◆ **WHAT IS ASKED**: From the listing below, pull each line that includes "emoji".

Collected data
## START

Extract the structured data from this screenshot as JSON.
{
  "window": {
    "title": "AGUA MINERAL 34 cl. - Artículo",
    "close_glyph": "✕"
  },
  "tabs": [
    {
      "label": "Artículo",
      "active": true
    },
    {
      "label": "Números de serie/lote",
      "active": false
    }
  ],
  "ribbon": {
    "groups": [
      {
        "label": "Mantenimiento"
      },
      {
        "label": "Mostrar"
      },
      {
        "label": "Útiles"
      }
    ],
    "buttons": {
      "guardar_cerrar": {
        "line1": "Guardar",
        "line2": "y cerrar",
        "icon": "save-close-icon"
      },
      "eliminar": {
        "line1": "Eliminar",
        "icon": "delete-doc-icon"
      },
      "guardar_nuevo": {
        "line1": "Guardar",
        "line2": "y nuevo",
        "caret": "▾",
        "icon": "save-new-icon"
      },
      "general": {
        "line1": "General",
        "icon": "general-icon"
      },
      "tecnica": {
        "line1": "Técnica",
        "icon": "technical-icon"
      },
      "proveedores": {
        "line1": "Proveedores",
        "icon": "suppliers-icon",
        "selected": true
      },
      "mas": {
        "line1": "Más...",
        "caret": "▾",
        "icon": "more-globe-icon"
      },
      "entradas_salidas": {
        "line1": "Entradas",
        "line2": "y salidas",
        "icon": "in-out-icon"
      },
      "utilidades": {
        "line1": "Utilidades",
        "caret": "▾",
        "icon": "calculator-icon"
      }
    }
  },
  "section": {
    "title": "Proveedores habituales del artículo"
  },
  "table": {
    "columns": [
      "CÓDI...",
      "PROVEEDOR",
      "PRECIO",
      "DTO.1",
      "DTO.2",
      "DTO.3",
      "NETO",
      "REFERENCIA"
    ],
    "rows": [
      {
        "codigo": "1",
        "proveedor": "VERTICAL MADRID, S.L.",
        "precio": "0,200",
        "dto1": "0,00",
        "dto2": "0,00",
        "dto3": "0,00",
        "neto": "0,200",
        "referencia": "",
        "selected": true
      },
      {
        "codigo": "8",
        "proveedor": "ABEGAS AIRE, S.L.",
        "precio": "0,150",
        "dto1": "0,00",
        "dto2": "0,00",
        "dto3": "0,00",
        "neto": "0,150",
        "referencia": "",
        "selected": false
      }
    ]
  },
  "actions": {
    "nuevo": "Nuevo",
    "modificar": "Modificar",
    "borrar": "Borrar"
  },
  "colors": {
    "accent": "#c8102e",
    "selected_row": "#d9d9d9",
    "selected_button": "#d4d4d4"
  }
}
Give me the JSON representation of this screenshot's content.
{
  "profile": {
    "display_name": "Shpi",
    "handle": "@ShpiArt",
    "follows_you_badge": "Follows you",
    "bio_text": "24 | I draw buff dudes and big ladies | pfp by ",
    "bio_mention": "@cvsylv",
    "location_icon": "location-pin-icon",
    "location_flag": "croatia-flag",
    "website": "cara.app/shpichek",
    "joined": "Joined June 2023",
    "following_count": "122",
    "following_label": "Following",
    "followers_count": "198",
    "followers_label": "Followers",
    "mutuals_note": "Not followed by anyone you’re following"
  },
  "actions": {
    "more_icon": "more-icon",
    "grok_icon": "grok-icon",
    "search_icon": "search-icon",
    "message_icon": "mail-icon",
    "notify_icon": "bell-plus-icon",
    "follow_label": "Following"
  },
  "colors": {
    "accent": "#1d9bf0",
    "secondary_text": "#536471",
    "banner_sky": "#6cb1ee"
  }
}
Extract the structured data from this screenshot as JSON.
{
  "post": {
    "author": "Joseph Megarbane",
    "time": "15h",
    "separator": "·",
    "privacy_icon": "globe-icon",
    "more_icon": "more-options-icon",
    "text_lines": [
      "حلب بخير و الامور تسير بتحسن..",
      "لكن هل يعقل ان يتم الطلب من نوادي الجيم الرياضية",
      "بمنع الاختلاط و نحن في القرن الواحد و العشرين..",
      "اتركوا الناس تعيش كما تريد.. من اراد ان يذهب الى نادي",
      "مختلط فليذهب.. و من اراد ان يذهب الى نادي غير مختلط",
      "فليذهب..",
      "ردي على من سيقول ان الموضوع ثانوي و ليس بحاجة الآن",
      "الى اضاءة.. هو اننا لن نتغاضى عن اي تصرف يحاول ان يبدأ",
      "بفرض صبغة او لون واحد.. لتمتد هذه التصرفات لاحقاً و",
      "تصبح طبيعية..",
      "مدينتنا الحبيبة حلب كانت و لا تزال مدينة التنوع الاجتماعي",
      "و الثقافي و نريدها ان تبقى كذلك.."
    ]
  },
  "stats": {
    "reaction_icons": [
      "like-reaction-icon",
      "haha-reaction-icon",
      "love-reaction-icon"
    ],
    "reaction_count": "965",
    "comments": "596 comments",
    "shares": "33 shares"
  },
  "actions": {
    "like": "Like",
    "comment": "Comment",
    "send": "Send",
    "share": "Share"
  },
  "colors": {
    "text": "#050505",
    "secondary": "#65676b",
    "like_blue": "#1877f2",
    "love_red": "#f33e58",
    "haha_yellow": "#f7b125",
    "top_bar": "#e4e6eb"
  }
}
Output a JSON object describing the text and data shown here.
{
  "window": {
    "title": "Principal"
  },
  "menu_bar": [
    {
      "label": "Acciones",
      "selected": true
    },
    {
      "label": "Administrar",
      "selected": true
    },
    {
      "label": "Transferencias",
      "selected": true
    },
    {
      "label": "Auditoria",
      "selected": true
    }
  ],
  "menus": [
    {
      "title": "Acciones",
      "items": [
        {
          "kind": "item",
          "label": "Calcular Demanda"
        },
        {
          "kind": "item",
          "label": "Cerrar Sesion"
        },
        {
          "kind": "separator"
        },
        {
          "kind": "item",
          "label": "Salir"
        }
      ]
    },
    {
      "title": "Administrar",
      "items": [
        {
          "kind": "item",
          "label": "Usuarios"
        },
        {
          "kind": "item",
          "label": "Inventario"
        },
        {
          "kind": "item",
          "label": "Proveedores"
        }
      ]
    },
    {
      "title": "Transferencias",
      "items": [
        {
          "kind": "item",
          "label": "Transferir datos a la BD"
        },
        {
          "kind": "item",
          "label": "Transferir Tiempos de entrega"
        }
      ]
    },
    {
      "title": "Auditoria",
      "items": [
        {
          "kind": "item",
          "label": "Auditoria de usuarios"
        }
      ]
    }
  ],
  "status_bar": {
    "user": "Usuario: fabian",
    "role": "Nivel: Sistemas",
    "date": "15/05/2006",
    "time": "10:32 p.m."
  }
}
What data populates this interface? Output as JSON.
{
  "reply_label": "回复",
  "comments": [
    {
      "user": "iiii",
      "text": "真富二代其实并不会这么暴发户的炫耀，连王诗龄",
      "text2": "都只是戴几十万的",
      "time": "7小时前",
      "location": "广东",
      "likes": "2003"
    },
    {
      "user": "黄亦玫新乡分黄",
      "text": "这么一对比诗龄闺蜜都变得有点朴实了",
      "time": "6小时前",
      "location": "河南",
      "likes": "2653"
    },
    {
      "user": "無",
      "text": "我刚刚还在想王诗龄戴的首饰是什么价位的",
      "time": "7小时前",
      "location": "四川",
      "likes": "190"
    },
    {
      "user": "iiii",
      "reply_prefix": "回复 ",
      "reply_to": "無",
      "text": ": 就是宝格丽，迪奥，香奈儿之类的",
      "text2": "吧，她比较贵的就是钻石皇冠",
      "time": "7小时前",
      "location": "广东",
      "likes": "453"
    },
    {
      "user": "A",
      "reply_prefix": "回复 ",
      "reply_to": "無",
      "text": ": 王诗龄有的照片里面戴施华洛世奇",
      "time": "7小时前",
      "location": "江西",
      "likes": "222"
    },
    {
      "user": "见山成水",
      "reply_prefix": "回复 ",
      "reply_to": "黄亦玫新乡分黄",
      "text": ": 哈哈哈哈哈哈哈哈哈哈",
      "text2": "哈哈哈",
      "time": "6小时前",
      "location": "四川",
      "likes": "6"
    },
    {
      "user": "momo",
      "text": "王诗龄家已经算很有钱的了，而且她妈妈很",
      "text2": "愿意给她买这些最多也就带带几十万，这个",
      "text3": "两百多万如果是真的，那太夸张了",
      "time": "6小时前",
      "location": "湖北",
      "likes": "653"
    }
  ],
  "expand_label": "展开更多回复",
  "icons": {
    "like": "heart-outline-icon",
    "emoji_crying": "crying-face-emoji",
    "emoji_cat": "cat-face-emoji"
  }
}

## END

◆ **EXERCISE OUTPUT**:
    "emoji_crying": "crying-face-emoji",
    "emoji_cat": "cat-face-emoji"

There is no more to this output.